#### Directions:
In the records below, change each instance of "interactable" to "clickable" and reproduce every line, with all other text left intact.

-- start of Exercise material --

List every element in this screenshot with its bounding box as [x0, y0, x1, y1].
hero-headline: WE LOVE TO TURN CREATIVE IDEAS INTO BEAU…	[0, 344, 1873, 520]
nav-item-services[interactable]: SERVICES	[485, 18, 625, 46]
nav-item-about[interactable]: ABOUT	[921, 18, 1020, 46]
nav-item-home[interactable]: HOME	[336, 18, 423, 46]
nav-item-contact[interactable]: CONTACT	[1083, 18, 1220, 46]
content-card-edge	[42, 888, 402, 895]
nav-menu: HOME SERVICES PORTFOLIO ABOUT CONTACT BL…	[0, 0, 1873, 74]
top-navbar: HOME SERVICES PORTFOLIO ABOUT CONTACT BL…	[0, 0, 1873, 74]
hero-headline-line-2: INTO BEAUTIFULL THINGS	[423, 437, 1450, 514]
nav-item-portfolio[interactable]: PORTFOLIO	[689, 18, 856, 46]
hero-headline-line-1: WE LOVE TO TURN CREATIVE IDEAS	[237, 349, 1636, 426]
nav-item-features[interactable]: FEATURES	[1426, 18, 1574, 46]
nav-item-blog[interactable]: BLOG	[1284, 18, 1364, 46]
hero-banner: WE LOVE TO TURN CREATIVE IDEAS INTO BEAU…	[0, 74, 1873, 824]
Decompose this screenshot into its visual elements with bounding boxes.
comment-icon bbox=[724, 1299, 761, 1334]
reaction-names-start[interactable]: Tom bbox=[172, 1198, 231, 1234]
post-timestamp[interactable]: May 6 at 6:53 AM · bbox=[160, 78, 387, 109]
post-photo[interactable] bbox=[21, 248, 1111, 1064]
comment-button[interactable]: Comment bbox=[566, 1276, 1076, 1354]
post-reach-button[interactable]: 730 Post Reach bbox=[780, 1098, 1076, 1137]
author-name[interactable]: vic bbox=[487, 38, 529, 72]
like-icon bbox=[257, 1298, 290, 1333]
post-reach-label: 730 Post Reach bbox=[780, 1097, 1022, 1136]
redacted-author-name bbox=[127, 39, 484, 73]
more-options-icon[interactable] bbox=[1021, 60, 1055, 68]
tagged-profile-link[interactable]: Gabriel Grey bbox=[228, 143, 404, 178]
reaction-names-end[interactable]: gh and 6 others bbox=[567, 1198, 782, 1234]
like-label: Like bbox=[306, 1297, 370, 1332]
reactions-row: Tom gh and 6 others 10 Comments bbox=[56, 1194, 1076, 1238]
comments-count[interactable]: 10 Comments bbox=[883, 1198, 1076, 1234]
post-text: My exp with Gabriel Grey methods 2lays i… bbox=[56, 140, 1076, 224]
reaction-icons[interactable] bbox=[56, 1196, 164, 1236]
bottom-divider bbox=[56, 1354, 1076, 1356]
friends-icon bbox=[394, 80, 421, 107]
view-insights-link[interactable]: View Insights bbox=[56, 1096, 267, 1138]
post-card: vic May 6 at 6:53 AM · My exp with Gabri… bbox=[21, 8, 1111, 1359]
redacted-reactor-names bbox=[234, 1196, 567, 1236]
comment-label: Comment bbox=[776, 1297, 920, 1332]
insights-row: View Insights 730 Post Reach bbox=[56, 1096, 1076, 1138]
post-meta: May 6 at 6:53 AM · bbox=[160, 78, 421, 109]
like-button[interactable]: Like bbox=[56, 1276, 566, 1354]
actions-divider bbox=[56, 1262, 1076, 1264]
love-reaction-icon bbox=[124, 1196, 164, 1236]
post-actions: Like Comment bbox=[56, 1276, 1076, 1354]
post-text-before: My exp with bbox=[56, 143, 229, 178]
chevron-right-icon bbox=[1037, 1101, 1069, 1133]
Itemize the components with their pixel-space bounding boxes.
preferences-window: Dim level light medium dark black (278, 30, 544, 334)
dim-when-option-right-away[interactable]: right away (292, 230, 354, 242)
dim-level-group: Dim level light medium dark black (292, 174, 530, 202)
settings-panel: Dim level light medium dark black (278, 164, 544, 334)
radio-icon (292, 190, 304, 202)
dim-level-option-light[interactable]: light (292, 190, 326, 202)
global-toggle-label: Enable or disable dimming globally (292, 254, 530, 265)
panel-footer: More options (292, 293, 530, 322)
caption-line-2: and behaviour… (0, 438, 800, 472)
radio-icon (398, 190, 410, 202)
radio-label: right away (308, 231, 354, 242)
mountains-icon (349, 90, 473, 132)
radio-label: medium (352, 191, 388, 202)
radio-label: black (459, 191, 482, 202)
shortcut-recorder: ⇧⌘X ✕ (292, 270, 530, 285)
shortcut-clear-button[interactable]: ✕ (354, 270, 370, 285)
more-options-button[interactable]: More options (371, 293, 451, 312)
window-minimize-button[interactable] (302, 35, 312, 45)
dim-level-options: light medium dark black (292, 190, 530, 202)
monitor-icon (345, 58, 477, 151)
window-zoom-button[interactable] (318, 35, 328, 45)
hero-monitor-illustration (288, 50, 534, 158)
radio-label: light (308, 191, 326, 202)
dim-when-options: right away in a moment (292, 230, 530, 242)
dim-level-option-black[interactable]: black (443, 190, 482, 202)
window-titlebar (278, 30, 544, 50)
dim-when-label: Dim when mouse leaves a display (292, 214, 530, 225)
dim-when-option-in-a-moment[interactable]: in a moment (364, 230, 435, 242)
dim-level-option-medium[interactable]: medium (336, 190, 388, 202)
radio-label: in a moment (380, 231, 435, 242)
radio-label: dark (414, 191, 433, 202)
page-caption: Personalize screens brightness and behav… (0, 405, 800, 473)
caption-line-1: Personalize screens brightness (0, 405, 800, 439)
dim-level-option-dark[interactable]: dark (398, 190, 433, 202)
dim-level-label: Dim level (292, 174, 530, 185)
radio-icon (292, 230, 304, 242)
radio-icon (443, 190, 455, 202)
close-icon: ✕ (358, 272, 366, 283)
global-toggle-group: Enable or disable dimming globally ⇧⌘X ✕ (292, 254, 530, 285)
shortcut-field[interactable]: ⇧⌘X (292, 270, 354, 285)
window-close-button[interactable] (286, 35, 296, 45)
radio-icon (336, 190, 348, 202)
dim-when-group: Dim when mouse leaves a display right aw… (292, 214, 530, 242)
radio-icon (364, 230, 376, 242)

-- end of Exercise material --

#### Right answer:
List every element in this screenshot with its bounding box as [x0, y0, x1, y1].
hero-headline: WE LOVE TO TURN CREATIVE IDEAS INTO BEAU…	[0, 344, 1873, 520]
nav-item-services[clickable]: SERVICES	[485, 18, 625, 46]
nav-item-about[clickable]: ABOUT	[921, 18, 1020, 46]
nav-item-home[clickable]: HOME	[336, 18, 423, 46]
nav-item-contact[clickable]: CONTACT	[1083, 18, 1220, 46]
content-card-edge	[42, 888, 402, 895]
nav-menu: HOME SERVICES PORTFOLIO ABOUT CONTACT BL…	[0, 0, 1873, 74]
top-navbar: HOME SERVICES PORTFOLIO ABOUT CONTACT BL…	[0, 0, 1873, 74]
hero-headline-line-2: INTO BEAUTIFULL THINGS	[423, 437, 1450, 514]
nav-item-portfolio[clickable]: PORTFOLIO	[689, 18, 856, 46]
hero-headline-line-1: WE LOVE TO TURN CREATIVE IDEAS	[237, 349, 1636, 426]
nav-item-features[clickable]: FEATURES	[1426, 18, 1574, 46]
nav-item-blog[clickable]: BLOG	[1284, 18, 1364, 46]
hero-banner: WE LOVE TO TURN CREATIVE IDEAS INTO BEAU…	[0, 74, 1873, 824]
Decompose this screenshot into its visual elements with bounding boxes.
comment-icon bbox=[724, 1299, 761, 1334]
reaction-names-start[clickable]: Tom bbox=[172, 1198, 231, 1234]
post-timestamp[clickable]: May 6 at 6:53 AM · bbox=[160, 78, 387, 109]
post-photo[clickable] bbox=[21, 248, 1111, 1064]
comment-button[clickable]: Comment bbox=[566, 1276, 1076, 1354]
post-reach-button[clickable]: 730 Post Reach bbox=[780, 1098, 1076, 1137]
author-name[clickable]: vic bbox=[487, 38, 529, 72]
like-icon bbox=[257, 1298, 290, 1333]
post-reach-label: 730 Post Reach bbox=[780, 1097, 1022, 1136]
redacted-author-name bbox=[127, 39, 484, 73]
more-options-icon[clickable] bbox=[1021, 60, 1055, 68]
tagged-profile-link[clickable]: Gabriel Grey bbox=[228, 143, 404, 178]
reaction-names-end[clickable]: gh and 6 others bbox=[567, 1198, 782, 1234]
like-label: Like bbox=[306, 1297, 370, 1332]
reactions-row: Tom gh and 6 others 10 Comments bbox=[56, 1194, 1076, 1238]
comments-count[clickable]: 10 Comments bbox=[883, 1198, 1076, 1234]
post-text: My exp with Gabriel Grey methods 2lays i… bbox=[56, 140, 1076, 224]
reaction-icons[clickable] bbox=[56, 1196, 164, 1236]
bottom-divider bbox=[56, 1354, 1076, 1356]
friends-icon bbox=[394, 80, 421, 107]
view-insights-link[clickable]: View Insights bbox=[56, 1096, 267, 1138]
post-card: vic May 6 at 6:53 AM · My exp with Gabri… bbox=[21, 8, 1111, 1359]
redacted-reactor-names bbox=[234, 1196, 567, 1236]
comment-label: Comment bbox=[776, 1297, 920, 1332]
insights-row: View Insights 730 Post Reach bbox=[56, 1096, 1076, 1138]
post-meta: May 6 at 6:53 AM · bbox=[160, 78, 421, 109]
like-button[clickable]: Like bbox=[56, 1276, 566, 1354]
actions-divider bbox=[56, 1262, 1076, 1264]
love-reaction-icon bbox=[124, 1196, 164, 1236]
post-actions: Like Comment bbox=[56, 1276, 1076, 1354]
post-text-before: My exp with bbox=[56, 143, 229, 178]
chevron-right-icon bbox=[1037, 1101, 1069, 1133]
Itemize the components with their pixel-space bounding boxes.
preferences-window: Dim level light medium dark black (278, 30, 544, 334)
dim-when-option-right-away[clickable]: right away (292, 230, 354, 242)
dim-level-group: Dim level light medium dark black (292, 174, 530, 202)
settings-panel: Dim level light medium dark black (278, 164, 544, 334)
radio-icon (292, 190, 304, 202)
dim-level-option-light[clickable]: light (292, 190, 326, 202)
global-toggle-label: Enable or disable dimming globally (292, 254, 530, 265)
panel-footer: More options (292, 293, 530, 322)
caption-line-2: and behaviour… (0, 438, 800, 472)
radio-icon (398, 190, 410, 202)
radio-label: right away (308, 231, 354, 242)
mountains-icon (349, 90, 473, 132)
radio-label: medium (352, 191, 388, 202)
radio-label: black (459, 191, 482, 202)
shortcut-recorder: ⇧⌘X ✕ (292, 270, 530, 285)
shortcut-clear-button[clickable]: ✕ (354, 270, 370, 285)
more-options-button[clickable]: More options (371, 293, 451, 312)
window-minimize-button[clickable] (302, 35, 312, 45)
dim-level-options: light medium dark black (292, 190, 530, 202)
monitor-icon (345, 58, 477, 151)
window-zoom-button[clickable] (318, 35, 328, 45)
hero-monitor-illustration (288, 50, 534, 158)
radio-label: light (308, 191, 326, 202)
dim-when-options: right away in a moment (292, 230, 530, 242)
dim-level-option-black[clickable]: black (443, 190, 482, 202)
window-titlebar (278, 30, 544, 50)
dim-when-label: Dim when mouse leaves a display (292, 214, 530, 225)
dim-when-option-in-a-moment[clickable]: in a moment (364, 230, 435, 242)
dim-level-option-medium[clickable]: medium (336, 190, 388, 202)
radio-label: in a moment (380, 231, 435, 242)
radio-label: dark (414, 191, 433, 202)
page-caption: Personalize screens brightness and behav… (0, 405, 800, 473)
caption-line-1: Personalize screens brightness (0, 405, 800, 439)
dim-level-option-dark[clickable]: dark (398, 190, 433, 202)
dim-level-label: Dim level (292, 174, 530, 185)
radio-icon (292, 230, 304, 242)
radio-icon (443, 190, 455, 202)
close-icon: ✕ (358, 272, 366, 283)
global-toggle-group: Enable or disable dimming globally ⇧⌘X ✕ (292, 254, 530, 285)
shortcut-field[clickable]: ⇧⌘X (292, 270, 354, 285)
window-close-button[clickable] (286, 35, 296, 45)
radio-icon (336, 190, 348, 202)
dim-when-group: Dim when mouse leaves a display right aw… (292, 214, 530, 242)
radio-icon (364, 230, 376, 242)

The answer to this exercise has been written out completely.